▶ _Exercise details_
State how many lines hold the word "Anda", with no other words.

*****

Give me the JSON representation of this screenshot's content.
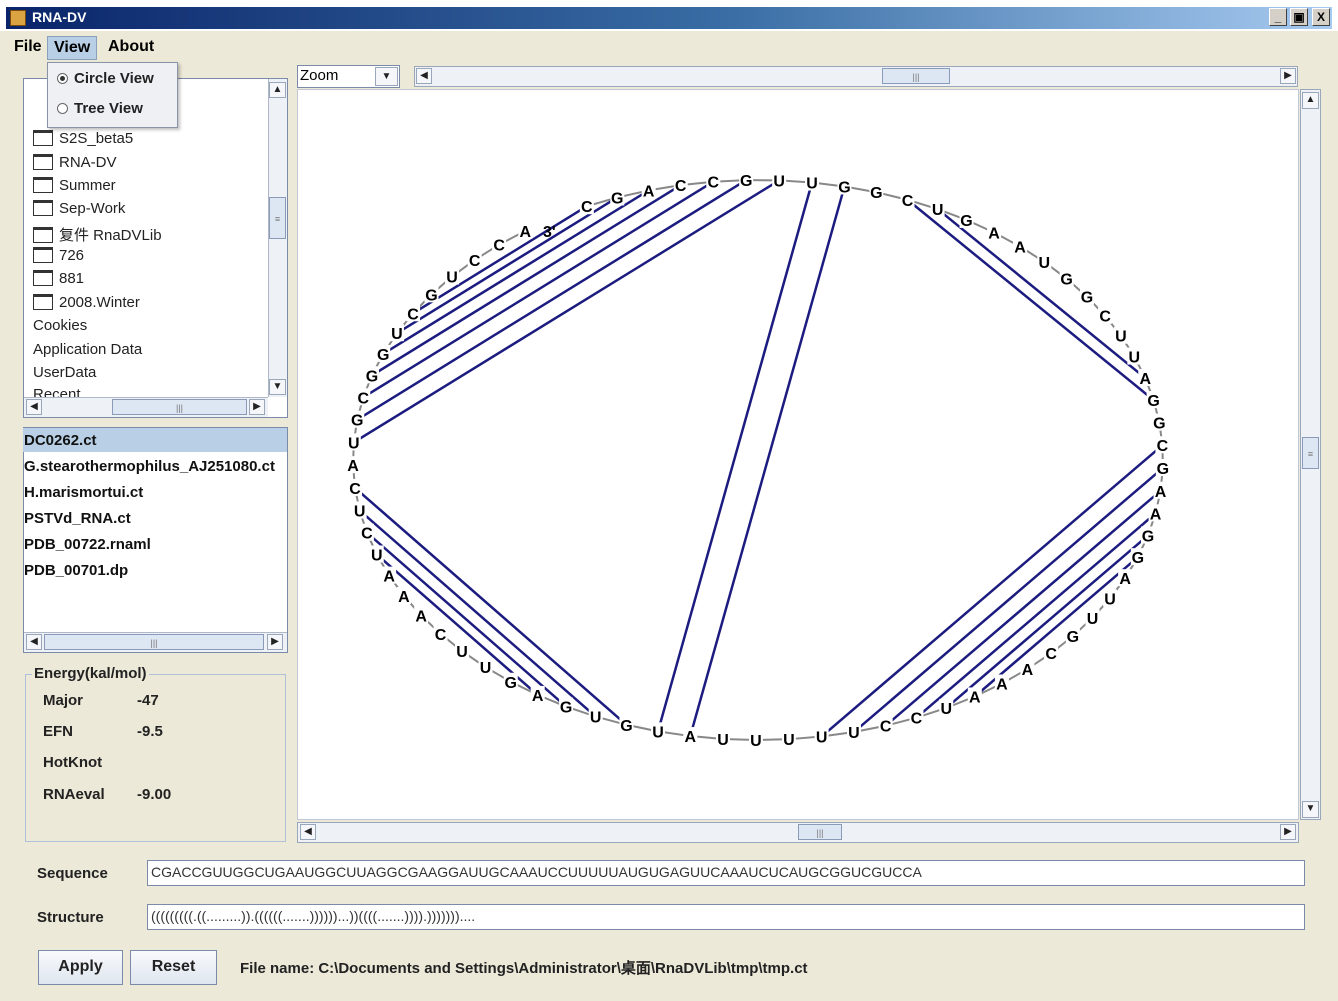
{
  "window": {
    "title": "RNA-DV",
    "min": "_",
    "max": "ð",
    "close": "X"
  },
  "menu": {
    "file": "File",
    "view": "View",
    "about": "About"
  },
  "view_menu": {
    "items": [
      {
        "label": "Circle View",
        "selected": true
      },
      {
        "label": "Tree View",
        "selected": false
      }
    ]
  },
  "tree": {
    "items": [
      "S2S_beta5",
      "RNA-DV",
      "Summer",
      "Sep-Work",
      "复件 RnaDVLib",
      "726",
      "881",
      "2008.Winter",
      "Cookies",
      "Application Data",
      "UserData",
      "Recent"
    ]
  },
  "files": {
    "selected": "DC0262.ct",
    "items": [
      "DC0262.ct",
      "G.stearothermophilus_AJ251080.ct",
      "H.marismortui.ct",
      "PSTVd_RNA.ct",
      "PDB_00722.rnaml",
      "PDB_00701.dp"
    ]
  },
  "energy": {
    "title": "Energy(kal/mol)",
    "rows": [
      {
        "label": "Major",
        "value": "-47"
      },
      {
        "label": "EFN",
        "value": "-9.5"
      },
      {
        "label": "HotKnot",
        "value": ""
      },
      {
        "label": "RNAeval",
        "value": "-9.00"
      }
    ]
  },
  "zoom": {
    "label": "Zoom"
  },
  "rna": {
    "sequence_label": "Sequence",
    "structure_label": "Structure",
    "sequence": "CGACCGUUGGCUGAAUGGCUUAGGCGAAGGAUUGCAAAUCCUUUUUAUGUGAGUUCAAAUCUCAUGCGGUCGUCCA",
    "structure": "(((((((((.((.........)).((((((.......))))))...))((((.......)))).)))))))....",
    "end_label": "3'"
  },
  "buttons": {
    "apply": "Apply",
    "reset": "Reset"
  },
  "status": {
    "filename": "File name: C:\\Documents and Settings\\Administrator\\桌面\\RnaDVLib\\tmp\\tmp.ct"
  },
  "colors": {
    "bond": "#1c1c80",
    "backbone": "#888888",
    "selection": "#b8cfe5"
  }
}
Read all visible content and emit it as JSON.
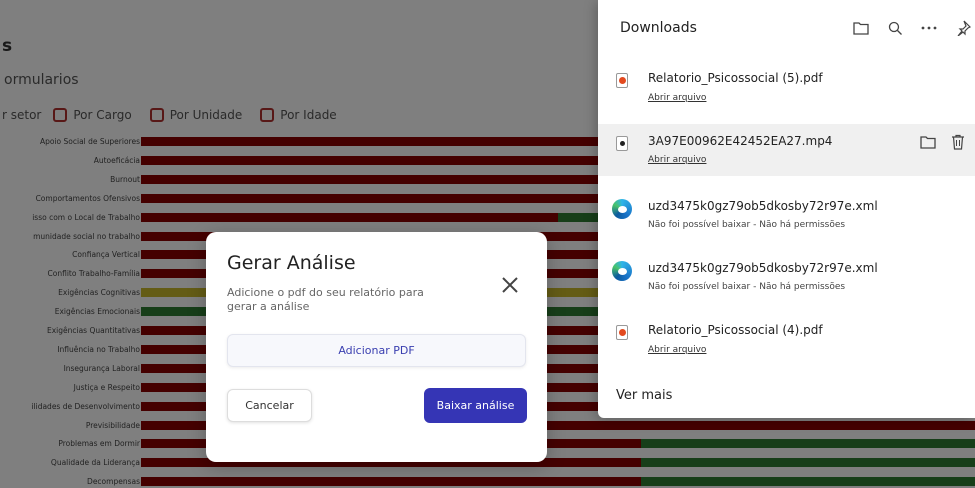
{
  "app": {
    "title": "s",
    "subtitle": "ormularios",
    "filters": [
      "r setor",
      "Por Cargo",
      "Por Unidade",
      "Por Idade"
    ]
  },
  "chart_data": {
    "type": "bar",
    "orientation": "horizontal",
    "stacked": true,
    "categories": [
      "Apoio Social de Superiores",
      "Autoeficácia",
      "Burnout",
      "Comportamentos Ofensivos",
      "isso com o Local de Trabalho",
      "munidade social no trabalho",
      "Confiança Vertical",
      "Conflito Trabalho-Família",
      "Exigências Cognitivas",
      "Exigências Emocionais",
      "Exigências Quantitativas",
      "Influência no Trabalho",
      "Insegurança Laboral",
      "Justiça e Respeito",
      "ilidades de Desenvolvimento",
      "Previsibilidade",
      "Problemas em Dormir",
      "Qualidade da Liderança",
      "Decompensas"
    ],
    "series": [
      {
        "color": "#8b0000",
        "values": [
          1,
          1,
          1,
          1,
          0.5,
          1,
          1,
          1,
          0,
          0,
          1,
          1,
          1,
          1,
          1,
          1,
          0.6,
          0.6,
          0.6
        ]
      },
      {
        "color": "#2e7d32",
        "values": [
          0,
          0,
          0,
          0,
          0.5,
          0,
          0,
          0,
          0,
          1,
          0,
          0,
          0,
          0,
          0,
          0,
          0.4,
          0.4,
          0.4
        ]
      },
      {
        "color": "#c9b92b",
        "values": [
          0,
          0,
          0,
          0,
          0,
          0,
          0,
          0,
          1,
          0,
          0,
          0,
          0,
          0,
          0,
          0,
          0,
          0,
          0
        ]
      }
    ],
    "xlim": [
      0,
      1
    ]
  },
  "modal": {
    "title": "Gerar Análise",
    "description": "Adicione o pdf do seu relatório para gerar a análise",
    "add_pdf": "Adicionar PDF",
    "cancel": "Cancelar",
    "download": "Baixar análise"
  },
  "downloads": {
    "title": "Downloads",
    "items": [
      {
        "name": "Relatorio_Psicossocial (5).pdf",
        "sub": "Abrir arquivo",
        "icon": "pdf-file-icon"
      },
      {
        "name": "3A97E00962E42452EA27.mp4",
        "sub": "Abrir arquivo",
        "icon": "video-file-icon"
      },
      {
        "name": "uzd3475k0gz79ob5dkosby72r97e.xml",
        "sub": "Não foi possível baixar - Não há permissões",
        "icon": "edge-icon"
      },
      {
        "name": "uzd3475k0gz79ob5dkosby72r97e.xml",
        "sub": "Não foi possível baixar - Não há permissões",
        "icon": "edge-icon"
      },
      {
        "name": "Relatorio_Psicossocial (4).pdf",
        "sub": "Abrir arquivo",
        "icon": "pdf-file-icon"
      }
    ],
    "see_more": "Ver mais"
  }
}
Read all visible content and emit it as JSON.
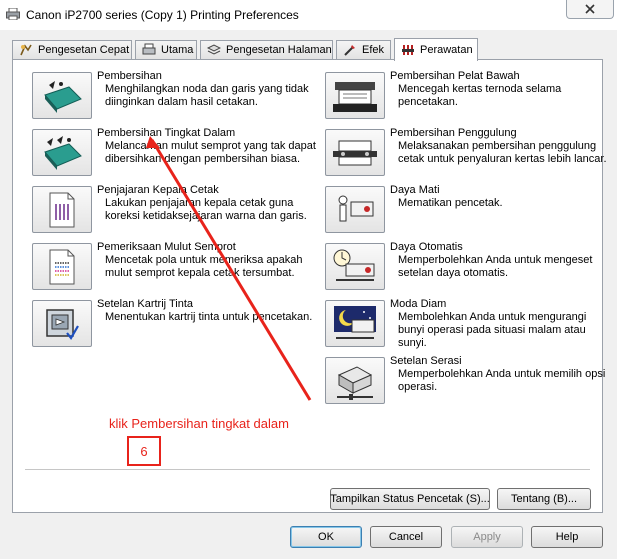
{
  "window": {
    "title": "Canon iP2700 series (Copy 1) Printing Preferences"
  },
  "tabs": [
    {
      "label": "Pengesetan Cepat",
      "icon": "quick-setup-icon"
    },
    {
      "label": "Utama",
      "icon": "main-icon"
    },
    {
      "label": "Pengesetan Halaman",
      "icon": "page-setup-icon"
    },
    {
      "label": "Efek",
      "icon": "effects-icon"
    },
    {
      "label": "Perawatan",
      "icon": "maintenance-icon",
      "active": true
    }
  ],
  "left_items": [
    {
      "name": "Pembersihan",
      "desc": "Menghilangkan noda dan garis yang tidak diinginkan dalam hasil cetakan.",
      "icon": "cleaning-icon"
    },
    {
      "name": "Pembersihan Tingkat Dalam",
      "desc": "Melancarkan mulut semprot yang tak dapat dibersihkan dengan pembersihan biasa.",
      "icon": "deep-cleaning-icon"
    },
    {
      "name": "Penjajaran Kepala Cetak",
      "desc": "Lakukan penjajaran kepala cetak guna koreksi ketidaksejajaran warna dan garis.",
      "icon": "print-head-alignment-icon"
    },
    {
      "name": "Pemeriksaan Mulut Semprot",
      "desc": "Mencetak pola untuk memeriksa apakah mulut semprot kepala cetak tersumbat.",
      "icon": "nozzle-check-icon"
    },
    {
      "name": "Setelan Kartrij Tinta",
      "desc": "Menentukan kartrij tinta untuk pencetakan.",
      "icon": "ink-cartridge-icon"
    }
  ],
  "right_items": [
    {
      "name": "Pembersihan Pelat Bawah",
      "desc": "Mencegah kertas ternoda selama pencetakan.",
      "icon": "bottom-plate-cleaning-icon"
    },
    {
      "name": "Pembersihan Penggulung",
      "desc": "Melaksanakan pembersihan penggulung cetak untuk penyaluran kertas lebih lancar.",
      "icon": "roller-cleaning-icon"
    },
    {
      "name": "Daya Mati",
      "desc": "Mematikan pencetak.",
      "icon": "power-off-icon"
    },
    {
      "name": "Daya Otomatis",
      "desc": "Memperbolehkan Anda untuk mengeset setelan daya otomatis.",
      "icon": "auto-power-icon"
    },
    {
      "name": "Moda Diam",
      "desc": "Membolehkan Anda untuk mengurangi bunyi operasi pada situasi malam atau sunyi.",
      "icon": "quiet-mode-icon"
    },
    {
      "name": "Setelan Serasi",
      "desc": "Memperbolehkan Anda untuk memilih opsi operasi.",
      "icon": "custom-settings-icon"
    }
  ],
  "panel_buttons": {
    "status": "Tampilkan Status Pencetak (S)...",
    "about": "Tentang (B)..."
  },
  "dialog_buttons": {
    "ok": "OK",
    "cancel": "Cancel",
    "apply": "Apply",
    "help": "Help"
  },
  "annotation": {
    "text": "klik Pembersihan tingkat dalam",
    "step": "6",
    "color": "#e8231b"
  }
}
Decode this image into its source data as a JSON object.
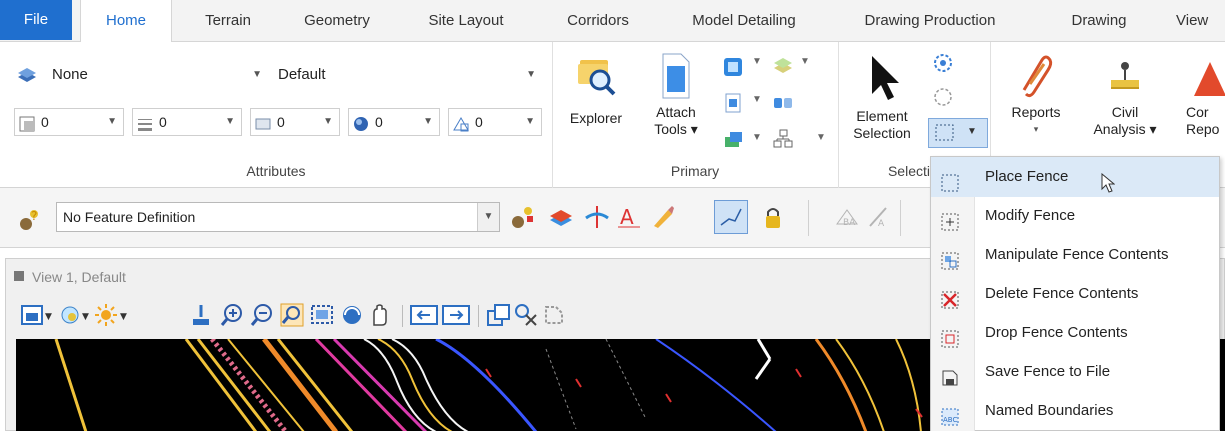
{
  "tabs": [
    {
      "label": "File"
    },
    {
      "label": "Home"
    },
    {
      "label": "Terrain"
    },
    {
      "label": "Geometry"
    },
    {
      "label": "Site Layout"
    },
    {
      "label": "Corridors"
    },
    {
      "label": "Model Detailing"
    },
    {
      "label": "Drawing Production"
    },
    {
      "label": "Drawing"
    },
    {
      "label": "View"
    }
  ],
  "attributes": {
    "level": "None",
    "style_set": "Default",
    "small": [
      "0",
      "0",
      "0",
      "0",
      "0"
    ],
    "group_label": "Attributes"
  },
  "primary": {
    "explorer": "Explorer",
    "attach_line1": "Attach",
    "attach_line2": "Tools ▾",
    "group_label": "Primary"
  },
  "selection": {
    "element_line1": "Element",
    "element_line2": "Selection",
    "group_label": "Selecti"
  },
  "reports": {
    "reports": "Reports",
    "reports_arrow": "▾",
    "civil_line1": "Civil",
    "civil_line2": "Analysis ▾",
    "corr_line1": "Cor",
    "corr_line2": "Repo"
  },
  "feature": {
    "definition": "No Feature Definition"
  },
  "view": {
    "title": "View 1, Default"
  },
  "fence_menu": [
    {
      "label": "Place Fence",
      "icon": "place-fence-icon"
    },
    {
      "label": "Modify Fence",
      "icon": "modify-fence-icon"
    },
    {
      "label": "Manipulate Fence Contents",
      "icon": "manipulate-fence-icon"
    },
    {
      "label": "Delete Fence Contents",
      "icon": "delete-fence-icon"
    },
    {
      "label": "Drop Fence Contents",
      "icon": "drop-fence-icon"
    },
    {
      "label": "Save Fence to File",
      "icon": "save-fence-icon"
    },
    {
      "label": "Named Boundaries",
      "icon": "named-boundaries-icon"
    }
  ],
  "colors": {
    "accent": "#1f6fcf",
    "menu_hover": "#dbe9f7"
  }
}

*****

▶ _Result of this exercise_
3